> [Work to complete]:
Spot each line in the records below where the word "were" occurs, then copy it.

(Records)
▼

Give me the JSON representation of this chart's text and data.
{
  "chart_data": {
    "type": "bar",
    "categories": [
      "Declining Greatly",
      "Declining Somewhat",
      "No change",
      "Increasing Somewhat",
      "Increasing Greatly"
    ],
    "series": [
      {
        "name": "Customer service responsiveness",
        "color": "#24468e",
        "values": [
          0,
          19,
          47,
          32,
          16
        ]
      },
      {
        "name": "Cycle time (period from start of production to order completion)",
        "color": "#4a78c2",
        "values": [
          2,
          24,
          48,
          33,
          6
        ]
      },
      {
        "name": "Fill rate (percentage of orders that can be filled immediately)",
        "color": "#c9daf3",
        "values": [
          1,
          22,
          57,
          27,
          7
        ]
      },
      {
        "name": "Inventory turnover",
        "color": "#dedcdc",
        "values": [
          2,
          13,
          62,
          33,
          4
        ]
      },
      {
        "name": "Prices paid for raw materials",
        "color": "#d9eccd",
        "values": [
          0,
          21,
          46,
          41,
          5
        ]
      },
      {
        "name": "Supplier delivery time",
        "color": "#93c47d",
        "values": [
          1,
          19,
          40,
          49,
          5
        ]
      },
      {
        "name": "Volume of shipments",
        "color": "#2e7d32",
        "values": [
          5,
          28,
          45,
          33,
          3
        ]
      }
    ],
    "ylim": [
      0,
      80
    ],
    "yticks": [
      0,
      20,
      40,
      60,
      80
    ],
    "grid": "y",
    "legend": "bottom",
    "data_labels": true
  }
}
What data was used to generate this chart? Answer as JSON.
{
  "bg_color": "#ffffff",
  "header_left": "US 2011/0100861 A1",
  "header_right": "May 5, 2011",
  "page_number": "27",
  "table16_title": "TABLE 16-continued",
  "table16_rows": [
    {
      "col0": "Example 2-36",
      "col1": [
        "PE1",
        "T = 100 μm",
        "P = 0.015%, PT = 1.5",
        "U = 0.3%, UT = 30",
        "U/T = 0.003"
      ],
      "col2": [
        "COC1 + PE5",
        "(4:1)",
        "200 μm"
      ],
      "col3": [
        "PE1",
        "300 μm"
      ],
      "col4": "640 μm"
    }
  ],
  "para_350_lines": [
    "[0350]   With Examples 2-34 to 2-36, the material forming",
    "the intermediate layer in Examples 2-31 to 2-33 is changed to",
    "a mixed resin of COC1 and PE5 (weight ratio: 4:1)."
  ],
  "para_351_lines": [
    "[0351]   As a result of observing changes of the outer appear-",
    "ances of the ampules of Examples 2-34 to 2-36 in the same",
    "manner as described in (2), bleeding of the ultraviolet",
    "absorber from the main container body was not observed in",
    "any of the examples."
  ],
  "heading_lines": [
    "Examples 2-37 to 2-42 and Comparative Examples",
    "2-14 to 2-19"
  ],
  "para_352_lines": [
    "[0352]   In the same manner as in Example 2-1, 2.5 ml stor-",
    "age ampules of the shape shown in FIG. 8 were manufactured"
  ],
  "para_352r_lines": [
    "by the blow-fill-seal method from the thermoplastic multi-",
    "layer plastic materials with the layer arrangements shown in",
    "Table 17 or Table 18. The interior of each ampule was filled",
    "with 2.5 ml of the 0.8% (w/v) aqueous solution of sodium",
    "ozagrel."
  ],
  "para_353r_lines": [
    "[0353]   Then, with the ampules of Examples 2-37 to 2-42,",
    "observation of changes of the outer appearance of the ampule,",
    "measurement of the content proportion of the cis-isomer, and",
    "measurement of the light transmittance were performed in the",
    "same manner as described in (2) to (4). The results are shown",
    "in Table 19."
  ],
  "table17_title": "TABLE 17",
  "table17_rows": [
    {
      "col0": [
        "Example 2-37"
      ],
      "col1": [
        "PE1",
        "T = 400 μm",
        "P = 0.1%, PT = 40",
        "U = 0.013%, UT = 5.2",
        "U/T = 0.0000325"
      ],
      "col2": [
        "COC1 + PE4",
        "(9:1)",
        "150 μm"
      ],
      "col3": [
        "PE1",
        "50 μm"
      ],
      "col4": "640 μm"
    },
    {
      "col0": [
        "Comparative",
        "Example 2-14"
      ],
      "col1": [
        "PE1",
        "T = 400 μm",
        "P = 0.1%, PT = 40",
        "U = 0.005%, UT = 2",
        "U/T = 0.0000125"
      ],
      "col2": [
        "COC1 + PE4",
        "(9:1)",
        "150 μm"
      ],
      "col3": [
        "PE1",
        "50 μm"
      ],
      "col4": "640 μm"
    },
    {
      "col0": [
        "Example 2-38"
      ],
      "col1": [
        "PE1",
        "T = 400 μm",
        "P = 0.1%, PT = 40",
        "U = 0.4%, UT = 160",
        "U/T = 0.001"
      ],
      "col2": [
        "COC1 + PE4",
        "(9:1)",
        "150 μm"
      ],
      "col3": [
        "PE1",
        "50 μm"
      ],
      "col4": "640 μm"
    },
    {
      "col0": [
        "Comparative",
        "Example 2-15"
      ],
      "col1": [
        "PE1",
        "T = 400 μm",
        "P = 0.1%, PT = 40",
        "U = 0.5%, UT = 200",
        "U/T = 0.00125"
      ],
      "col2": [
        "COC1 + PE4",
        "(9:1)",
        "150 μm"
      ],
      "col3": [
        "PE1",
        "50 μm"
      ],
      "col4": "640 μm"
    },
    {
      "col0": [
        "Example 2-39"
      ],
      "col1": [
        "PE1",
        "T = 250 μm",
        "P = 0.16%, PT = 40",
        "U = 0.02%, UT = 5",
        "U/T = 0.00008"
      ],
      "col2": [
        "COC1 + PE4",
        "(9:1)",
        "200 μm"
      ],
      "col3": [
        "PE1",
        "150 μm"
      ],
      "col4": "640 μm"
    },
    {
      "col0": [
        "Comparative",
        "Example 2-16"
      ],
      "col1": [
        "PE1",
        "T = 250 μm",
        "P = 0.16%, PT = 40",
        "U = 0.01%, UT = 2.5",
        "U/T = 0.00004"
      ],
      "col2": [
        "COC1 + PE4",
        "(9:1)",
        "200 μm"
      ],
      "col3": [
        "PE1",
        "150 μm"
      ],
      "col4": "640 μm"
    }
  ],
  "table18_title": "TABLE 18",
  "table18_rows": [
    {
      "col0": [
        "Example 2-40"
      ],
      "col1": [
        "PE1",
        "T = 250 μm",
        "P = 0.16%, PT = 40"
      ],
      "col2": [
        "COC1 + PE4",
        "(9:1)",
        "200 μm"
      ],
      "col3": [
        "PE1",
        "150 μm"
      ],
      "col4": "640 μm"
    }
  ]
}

▲

> [Answer to the problem]:
    "age ampules of the shape shown in FIG. 8 were manufactured"
    "measurement of the light transmittance were performed in the",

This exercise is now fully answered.